Dataset entries:
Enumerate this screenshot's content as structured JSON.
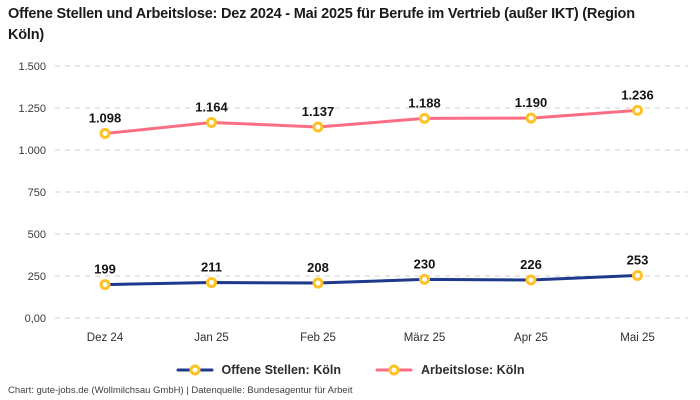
{
  "header": {
    "title": "Offene Stellen und Arbeitslose: Dez 2024 - Mai 2025 für Berufe im Vertrieb (außer IKT) (Region Köln)"
  },
  "footer": {
    "text": "Chart: gute-jobs.de (Wollmilchsau GmbH) | Datenquelle: Bundesagentur für Arbeit"
  },
  "colors": {
    "marker_ring": "#ffc226",
    "marker_fill": "#ffffff",
    "grid": "#cfcfcf",
    "title_text": "#1b1b1b",
    "data_label_text": "#141414"
  },
  "chart_data": {
    "type": "line",
    "title": "Offene Stellen und Arbeitslose: Dez 2024 - Mai 2025 für Berufe im Vertrieb (außer IKT) (Region Köln)",
    "categories": [
      "Dez 24",
      "Jan 25",
      "Feb 25",
      "März 25",
      "Apr 25",
      "Mai 25"
    ],
    "series": [
      {
        "name": "Offene Stellen: Köln",
        "key": "offene-stellen-koeln",
        "color": "#1f3a8c",
        "values": [
          199,
          211,
          208,
          230,
          226,
          253
        ],
        "labels": [
          "199",
          "211",
          "208",
          "230",
          "226",
          "253"
        ]
      },
      {
        "name": "Arbeitslose: Köln",
        "key": "arbeitslose-koeln",
        "color": "#fa6e84",
        "values": [
          1098,
          1164,
          1137,
          1188,
          1190,
          1236
        ],
        "labels": [
          "1.098",
          "1.164",
          "1.137",
          "1.188",
          "1.190",
          "1.236"
        ]
      }
    ],
    "y_ticks": [
      {
        "value": 0,
        "label": "0,00"
      },
      {
        "value": 250,
        "label": "250"
      },
      {
        "value": 500,
        "label": "500"
      },
      {
        "value": 750,
        "label": "750"
      },
      {
        "value": 1000,
        "label": "1.000"
      },
      {
        "value": 1250,
        "label": "1.250"
      },
      {
        "value": 1500,
        "label": "1.500"
      }
    ],
    "ylim": [
      0,
      1500
    ],
    "grid": true,
    "legend_position": "bottom"
  }
}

Directions >>
Your copy of the data should match it exactly, except that pictures are left out.

Output >>
Enumerate this screenshot's content as structured JSON.
{
  "header": {
    "title": "Offene Stellen und Arbeitslose: Dez 2024 - Mai 2025 für Berufe im Vertrieb (außer IKT) (Region Köln)"
  },
  "footer": {
    "text": "Chart: gute-jobs.de (Wollmilchsau GmbH) | Datenquelle: Bundesagentur für Arbeit"
  },
  "colors": {
    "marker_ring": "#ffc226",
    "marker_fill": "#ffffff",
    "grid": "#cfcfcf",
    "title_text": "#1b1b1b",
    "data_label_text": "#141414"
  },
  "chart_data": {
    "type": "line",
    "title": "Offene Stellen und Arbeitslose: Dez 2024 - Mai 2025 für Berufe im Vertrieb (außer IKT) (Region Köln)",
    "categories": [
      "Dez 24",
      "Jan 25",
      "Feb 25",
      "März 25",
      "Apr 25",
      "Mai 25"
    ],
    "series": [
      {
        "name": "Offene Stellen: Köln",
        "key": "offene-stellen-koeln",
        "color": "#1f3a8c",
        "values": [
          199,
          211,
          208,
          230,
          226,
          253
        ],
        "labels": [
          "199",
          "211",
          "208",
          "230",
          "226",
          "253"
        ]
      },
      {
        "name": "Arbeitslose: Köln",
        "key": "arbeitslose-koeln",
        "color": "#fa6e84",
        "values": [
          1098,
          1164,
          1137,
          1188,
          1190,
          1236
        ],
        "labels": [
          "1.098",
          "1.164",
          "1.137",
          "1.188",
          "1.190",
          "1.236"
        ]
      }
    ],
    "y_ticks": [
      {
        "value": 0,
        "label": "0,00"
      },
      {
        "value": 250,
        "label": "250"
      },
      {
        "value": 500,
        "label": "500"
      },
      {
        "value": 750,
        "label": "750"
      },
      {
        "value": 1000,
        "label": "1.000"
      },
      {
        "value": 1250,
        "label": "1.250"
      },
      {
        "value": 1500,
        "label": "1.500"
      }
    ],
    "ylim": [
      0,
      1500
    ],
    "grid": true,
    "legend_position": "bottom"
  }
}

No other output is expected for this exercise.